*GIVEN DATA:*
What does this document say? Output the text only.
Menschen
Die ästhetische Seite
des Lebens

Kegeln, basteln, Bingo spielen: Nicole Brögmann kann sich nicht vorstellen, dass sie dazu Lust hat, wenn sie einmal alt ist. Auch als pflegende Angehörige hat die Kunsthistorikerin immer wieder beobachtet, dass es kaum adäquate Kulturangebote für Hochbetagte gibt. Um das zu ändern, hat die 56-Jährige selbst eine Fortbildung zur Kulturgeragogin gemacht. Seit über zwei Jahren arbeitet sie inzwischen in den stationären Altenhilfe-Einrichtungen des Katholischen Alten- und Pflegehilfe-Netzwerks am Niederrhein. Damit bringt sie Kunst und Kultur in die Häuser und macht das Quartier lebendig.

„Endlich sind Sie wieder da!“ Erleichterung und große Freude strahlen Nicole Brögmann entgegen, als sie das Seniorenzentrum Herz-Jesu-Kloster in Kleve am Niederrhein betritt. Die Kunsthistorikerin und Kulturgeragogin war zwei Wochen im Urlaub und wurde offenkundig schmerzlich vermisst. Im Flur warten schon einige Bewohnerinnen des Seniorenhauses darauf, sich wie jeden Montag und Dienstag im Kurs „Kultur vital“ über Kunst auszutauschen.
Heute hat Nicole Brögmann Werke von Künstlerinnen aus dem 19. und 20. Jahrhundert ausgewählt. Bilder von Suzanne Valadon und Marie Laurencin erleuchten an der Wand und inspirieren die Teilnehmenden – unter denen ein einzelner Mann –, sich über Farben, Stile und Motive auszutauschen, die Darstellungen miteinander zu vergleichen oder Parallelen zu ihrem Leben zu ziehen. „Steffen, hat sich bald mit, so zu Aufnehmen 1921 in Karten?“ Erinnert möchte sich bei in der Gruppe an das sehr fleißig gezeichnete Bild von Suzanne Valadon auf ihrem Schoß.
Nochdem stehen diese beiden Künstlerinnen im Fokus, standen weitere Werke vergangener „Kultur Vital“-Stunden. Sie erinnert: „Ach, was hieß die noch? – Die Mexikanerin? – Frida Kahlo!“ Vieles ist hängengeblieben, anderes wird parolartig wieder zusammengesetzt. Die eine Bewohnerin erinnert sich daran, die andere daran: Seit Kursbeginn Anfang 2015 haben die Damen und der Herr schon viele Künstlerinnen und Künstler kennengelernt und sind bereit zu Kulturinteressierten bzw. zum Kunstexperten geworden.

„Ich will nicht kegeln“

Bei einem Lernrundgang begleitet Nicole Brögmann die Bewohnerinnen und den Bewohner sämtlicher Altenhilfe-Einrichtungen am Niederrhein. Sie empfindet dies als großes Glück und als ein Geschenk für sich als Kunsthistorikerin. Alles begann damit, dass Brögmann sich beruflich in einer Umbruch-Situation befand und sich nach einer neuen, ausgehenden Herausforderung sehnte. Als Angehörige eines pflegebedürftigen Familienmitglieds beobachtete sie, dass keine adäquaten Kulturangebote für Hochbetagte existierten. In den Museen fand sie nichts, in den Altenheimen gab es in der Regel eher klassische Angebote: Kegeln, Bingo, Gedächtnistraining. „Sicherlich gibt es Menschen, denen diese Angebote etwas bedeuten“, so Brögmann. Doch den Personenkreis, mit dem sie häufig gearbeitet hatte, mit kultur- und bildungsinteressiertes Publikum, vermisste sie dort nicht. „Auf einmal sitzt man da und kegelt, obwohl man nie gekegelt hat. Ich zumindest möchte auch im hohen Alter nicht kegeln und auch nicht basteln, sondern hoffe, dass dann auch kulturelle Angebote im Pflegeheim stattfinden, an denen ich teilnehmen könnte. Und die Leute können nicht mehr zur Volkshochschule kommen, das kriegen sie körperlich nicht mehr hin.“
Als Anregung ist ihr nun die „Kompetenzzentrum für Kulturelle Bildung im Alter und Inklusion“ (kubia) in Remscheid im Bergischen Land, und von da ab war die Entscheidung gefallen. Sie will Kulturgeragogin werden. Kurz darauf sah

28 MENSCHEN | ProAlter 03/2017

*GIVEN REQUEST:*
The listing above must be transcribed exactly, line by line.

*ANSWER FOR THE TASK:*
What does this document say? Output the text only.
Menschen
Die ästhetische Seite
des Lebens

Kegeln, basteln, Bingo spielen: Nicole Brögmann kann sich nicht vorstellen, dass sie dazu Lust hat, wenn sie einmal alt ist. Auch als pflegende Angehörige hat die Kunsthistorikerin immer wieder beobachtet, dass es kaum adäquate Kulturangebote für Hochbetagte gibt. Um das zu ändern, hat die 56-Jährige selbst eine Fortbildung zur Kulturgeragogin gemacht. Seit über zwei Jahren arbeitet sie inzwischen in den stationären Altenhilfe-Einrichtungen des Katholischen Alten- und Pflegehilfe-Netzwerks am Niederrhein. Damit bringt sie Kunst und Kultur in die Häuser und macht das Quartier lebendig.

„Endlich sind Sie wieder da!“ Erleichterung und große Freude strahlen Nicole Brögmann entgegen, als sie das Seniorenzentrum Herz-Jesu-Kloster in Kleve am Niederrhein betritt. Die Kunsthistorikerin und Kulturgeragogin war zwei Wochen im Urlaub und wurde offenkundig schmerzlich vermisst. Im Flur warten schon einige Bewohnerinnen des Seniorenhauses darauf, sich wie jeden Montag und Dienstag im Kurs „Kultur vital“ über Kunst auszutauschen.
Heute hat Nicole Brögmann Werke von Künstlerinnen aus dem 19. und 20. Jahrhundert ausgewählt. Bilder von Suzanne Valadon und Marie Laurencin erleuchten an der Wand und inspirieren die Teilnehmenden – unter denen ein einzelner Mann –, sich über Farben, Stile und Motive auszutauschen, die Darstellungen miteinander zu vergleichen oder Parallelen zu ihrem Leben zu ziehen. „Steffen, hat sich bald mit, so zu Aufnehmen 1921 in Karten?“ Erinnert möchte sich bei in der Gruppe an das sehr fleißig gezeichnete Bild von Suzanne Valadon auf ihrem Schoß.
Nochdem stehen diese beiden Künstlerinnen im Fokus, standen weitere Werke vergangener „Kultur Vital“-Stunden. Sie erinnert: „Ach, was hieß die noch? – Die Mexikanerin? – Frida Kahlo!“ Vieles ist hängengeblieben, anderes wird parolartig wieder zusammengesetzt. Die eine Bewohnerin erinnert sich daran, die andere daran: Seit Kursbeginn Anfang 2015 haben die Damen und der Herr schon viele Künstlerinnen und Künstler kennengelernt und sind bereit zu Kulturinteressierten bzw. zum Kunstexperten geworden.

„Ich will nicht kegeln“

Bei einem Lernrundgang begleitet Nicole Brögmann die Bewohnerinnen und den Bewohner sämtlicher Altenhilfe-Einrichtungen am Niederrhein. Sie empfindet dies als großes Glück und als ein Geschenk für sich als Kunsthistorikerin. Alles begann damit, dass Brögmann sich beruflich in einer Umbruch-Situation befand und sich nach einer neuen, ausgehenden Herausforderung sehnte. Als Angehörige eines pflegebedürftigen Familienmitglieds beobachtete sie, dass keine adäquaten Kulturangebote für Hochbetagte existierten. In den Museen fand sie nichts, in den Altenheimen gab es in der Regel eher klassische Angebote: Kegeln, Bingo, Gedächtnistraining. „Sicherlich gibt es Menschen, denen diese Angebote etwas bedeuten“, so Brögmann. Doch den Personenkreis, mit dem sie häufig gearbeitet hatte, mit kultur- und bildungsinteressiertes Publikum, vermisste sie dort nicht. „Auf einmal sitzt man da und kegelt, obwohl man nie gekegelt hat. Ich zumindest möchte auch im hohen Alter nicht kegeln und auch nicht basteln, sondern hoffe, dass dann auch kulturelle Angebote im Pflegeheim stattfinden, an denen ich teilnehmen könnte. Und die Leute können nicht mehr zur Volkshochschule kommen, das kriegen sie körperlich nicht mehr hin.“
Als Anregung ist ihr nun die „Kompetenzzentrum für Kulturelle Bildung im Alter und Inklusion“ (kubia) in Remscheid im Bergischen Land, und von da ab war die Entscheidung gefallen. Sie will Kulturgeragogin werden. Kurz darauf sah

28 MENSCHEN | ProAlter 03/2017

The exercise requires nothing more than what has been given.